• **Material for the task**:

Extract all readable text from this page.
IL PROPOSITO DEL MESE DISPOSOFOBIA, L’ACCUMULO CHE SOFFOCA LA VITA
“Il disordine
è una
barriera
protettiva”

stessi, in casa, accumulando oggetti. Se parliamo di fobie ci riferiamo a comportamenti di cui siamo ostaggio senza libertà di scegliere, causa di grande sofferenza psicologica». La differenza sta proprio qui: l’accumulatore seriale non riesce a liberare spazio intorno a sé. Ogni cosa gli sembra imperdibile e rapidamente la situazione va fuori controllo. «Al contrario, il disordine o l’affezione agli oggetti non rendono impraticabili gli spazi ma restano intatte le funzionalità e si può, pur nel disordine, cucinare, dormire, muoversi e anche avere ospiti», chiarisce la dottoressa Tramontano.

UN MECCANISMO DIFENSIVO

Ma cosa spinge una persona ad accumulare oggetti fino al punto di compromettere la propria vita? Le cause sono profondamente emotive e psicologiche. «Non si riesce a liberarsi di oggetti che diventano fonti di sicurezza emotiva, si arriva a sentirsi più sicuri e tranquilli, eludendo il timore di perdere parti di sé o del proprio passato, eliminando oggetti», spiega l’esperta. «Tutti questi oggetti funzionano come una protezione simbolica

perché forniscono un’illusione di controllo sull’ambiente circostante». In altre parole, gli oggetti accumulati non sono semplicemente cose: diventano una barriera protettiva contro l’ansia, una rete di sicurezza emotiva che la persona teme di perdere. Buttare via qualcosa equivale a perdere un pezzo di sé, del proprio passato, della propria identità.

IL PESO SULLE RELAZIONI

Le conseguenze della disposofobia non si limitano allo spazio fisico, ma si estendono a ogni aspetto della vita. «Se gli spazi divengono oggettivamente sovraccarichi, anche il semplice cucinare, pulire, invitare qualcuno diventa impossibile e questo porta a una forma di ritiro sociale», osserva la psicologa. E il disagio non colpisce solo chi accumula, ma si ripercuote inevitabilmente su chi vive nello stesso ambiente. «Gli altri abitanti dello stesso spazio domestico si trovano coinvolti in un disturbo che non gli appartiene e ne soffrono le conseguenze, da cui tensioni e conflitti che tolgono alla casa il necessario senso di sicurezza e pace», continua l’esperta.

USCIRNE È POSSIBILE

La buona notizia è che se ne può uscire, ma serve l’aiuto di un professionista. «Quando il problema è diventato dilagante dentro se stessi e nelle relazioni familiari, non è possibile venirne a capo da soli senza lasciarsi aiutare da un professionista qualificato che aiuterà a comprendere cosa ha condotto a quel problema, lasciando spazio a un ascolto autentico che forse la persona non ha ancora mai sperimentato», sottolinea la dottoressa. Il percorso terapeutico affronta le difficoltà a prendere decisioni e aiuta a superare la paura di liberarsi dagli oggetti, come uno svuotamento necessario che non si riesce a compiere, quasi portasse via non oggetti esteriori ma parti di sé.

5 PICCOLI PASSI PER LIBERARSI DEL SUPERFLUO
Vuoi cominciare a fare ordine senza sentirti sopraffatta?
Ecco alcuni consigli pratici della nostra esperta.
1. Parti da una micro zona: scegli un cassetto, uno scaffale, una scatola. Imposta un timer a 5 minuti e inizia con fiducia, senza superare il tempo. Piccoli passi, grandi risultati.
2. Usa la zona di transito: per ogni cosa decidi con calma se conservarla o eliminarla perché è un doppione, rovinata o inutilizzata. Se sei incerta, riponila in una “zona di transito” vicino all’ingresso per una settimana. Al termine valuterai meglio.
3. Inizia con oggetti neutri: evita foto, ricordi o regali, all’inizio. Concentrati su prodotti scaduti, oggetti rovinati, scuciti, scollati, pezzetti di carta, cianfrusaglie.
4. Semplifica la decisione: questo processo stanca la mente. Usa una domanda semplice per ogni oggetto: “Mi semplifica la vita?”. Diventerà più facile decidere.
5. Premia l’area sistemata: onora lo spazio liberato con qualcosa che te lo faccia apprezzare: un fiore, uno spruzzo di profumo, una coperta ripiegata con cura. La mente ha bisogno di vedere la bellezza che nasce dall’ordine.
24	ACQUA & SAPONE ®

• **Your goal**: Take the records above and return them exactly as written.

• **Full output**:
Extract all readable text from this page.
IL PROPOSITO DEL MESE DISPOSOFOBIA, L’ACCUMULO CHE SOFFOCA LA VITA
“Il disordine
è una
barriera
protettiva”

stessi, in casa, accumulando oggetti. Se parliamo di fobie ci riferiamo a comportamenti di cui siamo ostaggio senza libertà di scegliere, causa di grande sofferenza psicologica». La differenza sta proprio qui: l’accumulatore seriale non riesce a liberare spazio intorno a sé. Ogni cosa gli sembra imperdibile e rapidamente la situazione va fuori controllo. «Al contrario, il disordine o l’affezione agli oggetti non rendono impraticabili gli spazi ma restano intatte le funzionalità e si può, pur nel disordine, cucinare, dormire, muoversi e anche avere ospiti», chiarisce la dottoressa Tramontano.

UN MECCANISMO DIFENSIVO

Ma cosa spinge una persona ad accumulare oggetti fino al punto di compromettere la propria vita? Le cause sono profondamente emotive e psicologiche. «Non si riesce a liberarsi di oggetti che diventano fonti di sicurezza emotiva, si arriva a sentirsi più sicuri e tranquilli, eludendo il timore di perdere parti di sé o del proprio passato, eliminando oggetti», spiega l’esperta. «Tutti questi oggetti funzionano come una protezione simbolica

perché forniscono un’illusione di controllo sull’ambiente circostante». In altre parole, gli oggetti accumulati non sono semplicemente cose: diventano una barriera protettiva contro l’ansia, una rete di sicurezza emotiva che la persona teme di perdere. Buttare via qualcosa equivale a perdere un pezzo di sé, del proprio passato, della propria identità.

IL PESO SULLE RELAZIONI

Le conseguenze della disposofobia non si limitano allo spazio fisico, ma si estendono a ogni aspetto della vita. «Se gli spazi divengono oggettivamente sovraccarichi, anche il semplice cucinare, pulire, invitare qualcuno diventa impossibile e questo porta a una forma di ritiro sociale», osserva la psicologa. E il disagio non colpisce solo chi accumula, ma si ripercuote inevitabilmente su chi vive nello stesso ambiente. «Gli altri abitanti dello stesso spazio domestico si trovano coinvolti in un disturbo che non gli appartiene e ne soffrono le conseguenze, da cui tensioni e conflitti che tolgono alla casa il necessario senso di sicurezza e pace», continua l’esperta.

USCIRNE È POSSIBILE

La buona notizia è che se ne può uscire, ma serve l’aiuto di un professionista. «Quando il problema è diventato dilagante dentro se stessi e nelle relazioni familiari, non è possibile venirne a capo da soli senza lasciarsi aiutare da un professionista qualificato che aiuterà a comprendere cosa ha condotto a quel problema, lasciando spazio a un ascolto autentico che forse la persona non ha ancora mai sperimentato», sottolinea la dottoressa. Il percorso terapeutico affronta le difficoltà a prendere decisioni e aiuta a superare la paura di liberarsi dagli oggetti, come uno svuotamento necessario che non si riesce a compiere, quasi portasse via non oggetti esteriori ma parti di sé.

5 PICCOLI PASSI PER LIBERARSI DEL SUPERFLUO
Vuoi cominciare a fare ordine senza sentirti sopraffatta?
Ecco alcuni consigli pratici della nostra esperta.
1. Parti da una micro zona: scegli un cassetto, uno scaffale, una scatola. Imposta un timer a 5 minuti e inizia con fiducia, senza superare il tempo. Piccoli passi, grandi risultati.
2. Usa la zona di transito: per ogni cosa decidi con calma se conservarla o eliminarla perché è un doppione, rovinata o inutilizzata. Se sei incerta, riponila in una “zona di transito” vicino all’ingresso per una settimana. Al termine valuterai meglio.
3. Inizia con oggetti neutri: evita foto, ricordi o regali, all’inizio. Concentrati su prodotti scaduti, oggetti rovinati, scuciti, scollati, pezzetti di carta, cianfrusaglie.
4. Semplifica la decisione: questo processo stanca la mente. Usa una domanda semplice per ogni oggetto: “Mi semplifica la vita?”. Diventerà più facile decidere.
5. Premia l’area sistemata: onora lo spazio liberato con qualcosa che te lo faccia apprezzare: un fiore, uno spruzzo di profumo, una coperta ripiegata con cura. La mente ha bisogno di vedere la bellezza che nasce dall’ordine.
24	ACQUA & SAPONE ®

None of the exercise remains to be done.